**Written exercise**. From the listing below, extract every line containing "name".

**Record extracts**.
* start *

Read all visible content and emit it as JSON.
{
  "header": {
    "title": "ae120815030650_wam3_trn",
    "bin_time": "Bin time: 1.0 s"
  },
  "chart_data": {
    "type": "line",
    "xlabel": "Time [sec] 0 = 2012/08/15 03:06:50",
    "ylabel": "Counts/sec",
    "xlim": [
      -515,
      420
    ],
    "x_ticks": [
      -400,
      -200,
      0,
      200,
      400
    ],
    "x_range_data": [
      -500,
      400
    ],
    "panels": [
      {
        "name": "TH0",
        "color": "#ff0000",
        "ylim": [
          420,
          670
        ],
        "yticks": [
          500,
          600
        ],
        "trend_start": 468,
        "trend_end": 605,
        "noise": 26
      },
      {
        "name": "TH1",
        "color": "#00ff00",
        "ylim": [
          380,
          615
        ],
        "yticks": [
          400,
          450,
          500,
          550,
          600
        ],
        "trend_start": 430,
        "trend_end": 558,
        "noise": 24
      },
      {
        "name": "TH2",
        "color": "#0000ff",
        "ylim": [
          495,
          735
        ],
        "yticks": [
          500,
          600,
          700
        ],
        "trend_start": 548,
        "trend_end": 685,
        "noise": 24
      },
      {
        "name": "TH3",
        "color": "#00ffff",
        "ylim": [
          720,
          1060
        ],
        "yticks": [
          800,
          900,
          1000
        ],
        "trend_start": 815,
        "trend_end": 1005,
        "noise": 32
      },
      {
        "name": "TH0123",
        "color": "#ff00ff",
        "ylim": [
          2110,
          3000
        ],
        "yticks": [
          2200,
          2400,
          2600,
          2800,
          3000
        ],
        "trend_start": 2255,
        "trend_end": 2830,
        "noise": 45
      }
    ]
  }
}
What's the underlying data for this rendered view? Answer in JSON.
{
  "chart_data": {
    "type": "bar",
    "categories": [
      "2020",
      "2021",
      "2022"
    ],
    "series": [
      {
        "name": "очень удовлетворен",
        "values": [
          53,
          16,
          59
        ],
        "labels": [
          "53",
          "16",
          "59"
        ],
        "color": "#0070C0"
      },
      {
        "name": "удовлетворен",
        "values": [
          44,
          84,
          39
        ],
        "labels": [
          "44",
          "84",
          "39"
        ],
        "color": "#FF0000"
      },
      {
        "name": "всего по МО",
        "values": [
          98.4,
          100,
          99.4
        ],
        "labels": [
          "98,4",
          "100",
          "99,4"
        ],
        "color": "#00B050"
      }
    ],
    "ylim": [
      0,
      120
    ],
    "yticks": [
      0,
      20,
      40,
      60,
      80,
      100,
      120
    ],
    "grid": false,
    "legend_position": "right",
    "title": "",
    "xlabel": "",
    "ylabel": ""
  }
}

* end *

**Solution**.
        "name": "TH0",
        "name": "TH1",
        "name": "TH2",
        "name": "TH3",
        "name": "TH0123",
        "name": "очень удовлетворен",
        "name": "удовлетворен",
        "name": "всего по МО",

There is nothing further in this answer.